START Records provided
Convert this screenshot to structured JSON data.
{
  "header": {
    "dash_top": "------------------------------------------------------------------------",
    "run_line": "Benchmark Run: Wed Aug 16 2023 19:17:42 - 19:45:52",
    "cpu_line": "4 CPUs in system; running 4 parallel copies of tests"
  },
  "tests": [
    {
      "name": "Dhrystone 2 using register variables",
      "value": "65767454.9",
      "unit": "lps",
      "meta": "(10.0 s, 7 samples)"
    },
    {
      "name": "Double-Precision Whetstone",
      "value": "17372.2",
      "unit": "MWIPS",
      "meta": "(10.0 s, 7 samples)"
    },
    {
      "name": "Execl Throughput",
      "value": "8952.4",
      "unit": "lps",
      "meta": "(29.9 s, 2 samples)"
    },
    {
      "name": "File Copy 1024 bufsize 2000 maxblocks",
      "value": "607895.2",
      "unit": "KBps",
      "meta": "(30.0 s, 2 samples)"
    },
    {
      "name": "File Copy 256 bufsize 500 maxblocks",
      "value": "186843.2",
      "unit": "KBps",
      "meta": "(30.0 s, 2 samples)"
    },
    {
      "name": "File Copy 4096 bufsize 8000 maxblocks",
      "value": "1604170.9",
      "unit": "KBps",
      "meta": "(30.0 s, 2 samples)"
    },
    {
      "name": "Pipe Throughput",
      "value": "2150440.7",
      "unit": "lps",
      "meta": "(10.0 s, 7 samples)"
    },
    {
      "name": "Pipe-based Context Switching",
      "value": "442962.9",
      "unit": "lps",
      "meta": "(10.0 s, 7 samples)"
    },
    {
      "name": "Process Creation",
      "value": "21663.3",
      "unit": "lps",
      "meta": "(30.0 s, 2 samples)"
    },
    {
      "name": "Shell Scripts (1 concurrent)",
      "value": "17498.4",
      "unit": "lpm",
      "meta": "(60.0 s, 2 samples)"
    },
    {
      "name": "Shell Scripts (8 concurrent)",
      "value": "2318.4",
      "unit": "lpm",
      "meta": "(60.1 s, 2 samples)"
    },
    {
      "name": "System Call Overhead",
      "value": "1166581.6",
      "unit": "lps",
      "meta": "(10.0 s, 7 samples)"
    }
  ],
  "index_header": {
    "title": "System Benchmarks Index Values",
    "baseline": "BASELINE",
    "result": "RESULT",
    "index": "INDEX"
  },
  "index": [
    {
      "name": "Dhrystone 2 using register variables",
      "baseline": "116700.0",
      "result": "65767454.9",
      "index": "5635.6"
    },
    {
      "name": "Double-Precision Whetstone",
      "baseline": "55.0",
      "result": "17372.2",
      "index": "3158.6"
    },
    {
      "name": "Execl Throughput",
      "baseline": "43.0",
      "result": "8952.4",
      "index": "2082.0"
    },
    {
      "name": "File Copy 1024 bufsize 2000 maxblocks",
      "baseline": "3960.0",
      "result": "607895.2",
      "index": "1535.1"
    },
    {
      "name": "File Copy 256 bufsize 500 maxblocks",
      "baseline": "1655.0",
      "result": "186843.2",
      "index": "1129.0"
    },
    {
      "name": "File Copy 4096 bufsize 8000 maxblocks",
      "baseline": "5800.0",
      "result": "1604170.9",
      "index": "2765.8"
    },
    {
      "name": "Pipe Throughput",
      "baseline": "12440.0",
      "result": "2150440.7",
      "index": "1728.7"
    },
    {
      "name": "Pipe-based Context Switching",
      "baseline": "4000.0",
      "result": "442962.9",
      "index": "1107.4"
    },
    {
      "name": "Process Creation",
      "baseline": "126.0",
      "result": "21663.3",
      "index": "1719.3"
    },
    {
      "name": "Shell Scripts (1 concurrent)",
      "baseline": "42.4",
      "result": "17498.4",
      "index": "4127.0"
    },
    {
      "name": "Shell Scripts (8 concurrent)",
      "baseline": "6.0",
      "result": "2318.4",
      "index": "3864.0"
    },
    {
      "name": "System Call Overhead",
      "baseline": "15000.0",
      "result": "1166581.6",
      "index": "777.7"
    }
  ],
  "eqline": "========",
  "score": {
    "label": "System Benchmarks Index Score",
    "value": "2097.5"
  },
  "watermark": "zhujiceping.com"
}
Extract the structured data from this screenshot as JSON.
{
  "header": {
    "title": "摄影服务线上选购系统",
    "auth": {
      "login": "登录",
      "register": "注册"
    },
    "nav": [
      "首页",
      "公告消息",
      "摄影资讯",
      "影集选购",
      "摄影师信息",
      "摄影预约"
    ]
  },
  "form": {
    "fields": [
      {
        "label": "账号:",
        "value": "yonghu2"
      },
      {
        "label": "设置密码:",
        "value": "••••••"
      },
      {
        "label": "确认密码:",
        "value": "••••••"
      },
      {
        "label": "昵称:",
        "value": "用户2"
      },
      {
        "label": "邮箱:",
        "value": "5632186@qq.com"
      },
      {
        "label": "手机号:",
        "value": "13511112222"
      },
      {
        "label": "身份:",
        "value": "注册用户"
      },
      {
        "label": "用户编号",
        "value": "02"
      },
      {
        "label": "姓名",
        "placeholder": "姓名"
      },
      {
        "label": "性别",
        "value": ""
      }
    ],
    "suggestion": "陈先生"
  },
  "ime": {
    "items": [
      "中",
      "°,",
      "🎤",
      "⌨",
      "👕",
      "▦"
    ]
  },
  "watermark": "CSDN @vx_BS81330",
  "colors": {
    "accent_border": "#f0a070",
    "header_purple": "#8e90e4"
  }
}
END Records provided
Written instruction: Exact copies of all the records are required.

Output:
Convert this screenshot to structured JSON data.
{
  "header": {
    "dash_top": "------------------------------------------------------------------------",
    "run_line": "Benchmark Run: Wed Aug 16 2023 19:17:42 - 19:45:52",
    "cpu_line": "4 CPUs in system; running 4 parallel copies of tests"
  },
  "tests": [
    {
      "name": "Dhrystone 2 using register variables",
      "value": "65767454.9",
      "unit": "lps",
      "meta": "(10.0 s, 7 samples)"
    },
    {
      "name": "Double-Precision Whetstone",
      "value": "17372.2",
      "unit": "MWIPS",
      "meta": "(10.0 s, 7 samples)"
    },
    {
      "name": "Execl Throughput",
      "value": "8952.4",
      "unit": "lps",
      "meta": "(29.9 s, 2 samples)"
    },
    {
      "name": "File Copy 1024 bufsize 2000 maxblocks",
      "value": "607895.2",
      "unit": "KBps",
      "meta": "(30.0 s, 2 samples)"
    },
    {
      "name": "File Copy 256 bufsize 500 maxblocks",
      "value": "186843.2",
      "unit": "KBps",
      "meta": "(30.0 s, 2 samples)"
    },
    {
      "name": "File Copy 4096 bufsize 8000 maxblocks",
      "value": "1604170.9",
      "unit": "KBps",
      "meta": "(30.0 s, 2 samples)"
    },
    {
      "name": "Pipe Throughput",
      "value": "2150440.7",
      "unit": "lps",
      "meta": "(10.0 s, 7 samples)"
    },
    {
      "name": "Pipe-based Context Switching",
      "value": "442962.9",
      "unit": "lps",
      "meta": "(10.0 s, 7 samples)"
    },
    {
      "name": "Process Creation",
      "value": "21663.3",
      "unit": "lps",
      "meta": "(30.0 s, 2 samples)"
    },
    {
      "name": "Shell Scripts (1 concurrent)",
      "value": "17498.4",
      "unit": "lpm",
      "meta": "(60.0 s, 2 samples)"
    },
    {
      "name": "Shell Scripts (8 concurrent)",
      "value": "2318.4",
      "unit": "lpm",
      "meta": "(60.1 s, 2 samples)"
    },
    {
      "name": "System Call Overhead",
      "value": "1166581.6",
      "unit": "lps",
      "meta": "(10.0 s, 7 samples)"
    }
  ],
  "index_header": {
    "title": "System Benchmarks Index Values",
    "baseline": "BASELINE",
    "result": "RESULT",
    "index": "INDEX"
  },
  "index": [
    {
      "name": "Dhrystone 2 using register variables",
      "baseline": "116700.0",
      "result": "65767454.9",
      "index": "5635.6"
    },
    {
      "name": "Double-Precision Whetstone",
      "baseline": "55.0",
      "result": "17372.2",
      "index": "3158.6"
    },
    {
      "name": "Execl Throughput",
      "baseline": "43.0",
      "result": "8952.4",
      "index": "2082.0"
    },
    {
      "name": "File Copy 1024 bufsize 2000 maxblocks",
      "baseline": "3960.0",
      "result": "607895.2",
      "index": "1535.1"
    },
    {
      "name": "File Copy 256 bufsize 500 maxblocks",
      "baseline": "1655.0",
      "result": "186843.2",
      "index": "1129.0"
    },
    {
      "name": "File Copy 4096 bufsize 8000 maxblocks",
      "baseline": "5800.0",
      "result": "1604170.9",
      "index": "2765.8"
    },
    {
      "name": "Pipe Throughput",
      "baseline": "12440.0",
      "result": "2150440.7",
      "index": "1728.7"
    },
    {
      "name": "Pipe-based Context Switching",
      "baseline": "4000.0",
      "result": "442962.9",
      "index": "1107.4"
    },
    {
      "name": "Process Creation",
      "baseline": "126.0",
      "result": "21663.3",
      "index": "1719.3"
    },
    {
      "name": "Shell Scripts (1 concurrent)",
      "baseline": "42.4",
      "result": "17498.4",
      "index": "4127.0"
    },
    {
      "name": "Shell Scripts (8 concurrent)",
      "baseline": "6.0",
      "result": "2318.4",
      "index": "3864.0"
    },
    {
      "name": "System Call Overhead",
      "baseline": "15000.0",
      "result": "1166581.6",
      "index": "777.7"
    }
  ],
  "eqline": "========",
  "score": {
    "label": "System Benchmarks Index Score",
    "value": "2097.5"
  },
  "watermark": "zhujiceping.com"
}
Extract the structured data from this screenshot as JSON.
{
  "header": {
    "title": "摄影服务线上选购系统",
    "auth": {
      "login": "登录",
      "register": "注册"
    },
    "nav": [
      "首页",
      "公告消息",
      "摄影资讯",
      "影集选购",
      "摄影师信息",
      "摄影预约"
    ]
  },
  "form": {
    "fields": [
      {
        "label": "账号:",
        "value": "yonghu2"
      },
      {
        "label": "设置密码:",
        "value": "••••••"
      },
      {
        "label": "确认密码:",
        "value": "••••••"
      },
      {
        "label": "昵称:",
        "value": "用户2"
      },
      {
        "label": "邮箱:",
        "value": "5632186@qq.com"
      },
      {
        "label": "手机号:",
        "value": "13511112222"
      },
      {
        "label": "身份:",
        "value": "注册用户"
      },
      {
        "label": "用户编号",
        "value": "02"
      },
      {
        "label": "姓名",
        "placeholder": "姓名"
      },
      {
        "label": "性别",
        "value": ""
      }
    ],
    "suggestion": "陈先生"
  },
  "ime": {
    "items": [
      "中",
      "°,",
      "🎤",
      "⌨",
      "👕",
      "▦"
    ]
  },
  "watermark": "CSDN @vx_BS81330",
  "colors": {
    "accent_border": "#f0a070",
    "header_purple": "#8e90e4"
  }
}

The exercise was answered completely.